▸ **Short problem**
Copy out every line of the records where the string "text" occurs.

▸ **Records for this exercise**
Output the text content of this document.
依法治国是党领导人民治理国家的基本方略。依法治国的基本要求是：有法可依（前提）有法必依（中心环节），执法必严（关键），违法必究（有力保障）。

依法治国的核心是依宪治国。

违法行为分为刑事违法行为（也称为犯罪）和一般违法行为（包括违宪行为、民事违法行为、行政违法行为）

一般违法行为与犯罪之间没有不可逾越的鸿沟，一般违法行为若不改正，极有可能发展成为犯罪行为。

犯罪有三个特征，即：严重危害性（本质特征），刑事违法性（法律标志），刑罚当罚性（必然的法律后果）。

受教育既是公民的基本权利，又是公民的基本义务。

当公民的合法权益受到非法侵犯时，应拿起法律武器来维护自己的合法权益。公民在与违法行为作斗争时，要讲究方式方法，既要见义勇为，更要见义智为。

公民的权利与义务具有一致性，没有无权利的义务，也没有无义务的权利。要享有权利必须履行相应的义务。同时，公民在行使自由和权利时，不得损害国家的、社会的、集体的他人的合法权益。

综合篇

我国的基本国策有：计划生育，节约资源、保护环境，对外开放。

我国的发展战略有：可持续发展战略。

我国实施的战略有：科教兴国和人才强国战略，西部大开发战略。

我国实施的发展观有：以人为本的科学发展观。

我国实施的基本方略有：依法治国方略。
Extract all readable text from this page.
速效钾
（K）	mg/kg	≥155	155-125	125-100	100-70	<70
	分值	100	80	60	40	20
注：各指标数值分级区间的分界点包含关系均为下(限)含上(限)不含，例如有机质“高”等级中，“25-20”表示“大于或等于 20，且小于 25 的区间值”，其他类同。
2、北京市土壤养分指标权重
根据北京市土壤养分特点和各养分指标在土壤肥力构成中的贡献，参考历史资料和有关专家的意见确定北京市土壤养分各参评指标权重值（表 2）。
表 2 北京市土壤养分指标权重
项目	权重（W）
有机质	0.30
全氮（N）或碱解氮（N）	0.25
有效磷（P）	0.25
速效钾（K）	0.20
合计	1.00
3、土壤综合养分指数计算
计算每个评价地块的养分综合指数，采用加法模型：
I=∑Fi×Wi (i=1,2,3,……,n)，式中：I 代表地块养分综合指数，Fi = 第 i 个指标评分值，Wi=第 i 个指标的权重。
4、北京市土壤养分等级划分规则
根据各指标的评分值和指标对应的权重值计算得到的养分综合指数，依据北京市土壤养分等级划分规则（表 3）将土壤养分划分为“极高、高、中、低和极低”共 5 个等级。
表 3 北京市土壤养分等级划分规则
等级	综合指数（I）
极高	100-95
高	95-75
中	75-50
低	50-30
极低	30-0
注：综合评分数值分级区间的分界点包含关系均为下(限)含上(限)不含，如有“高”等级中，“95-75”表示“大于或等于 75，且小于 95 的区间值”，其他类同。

▸ **Result**
Output the text content of this document.
Extract all readable text from this page.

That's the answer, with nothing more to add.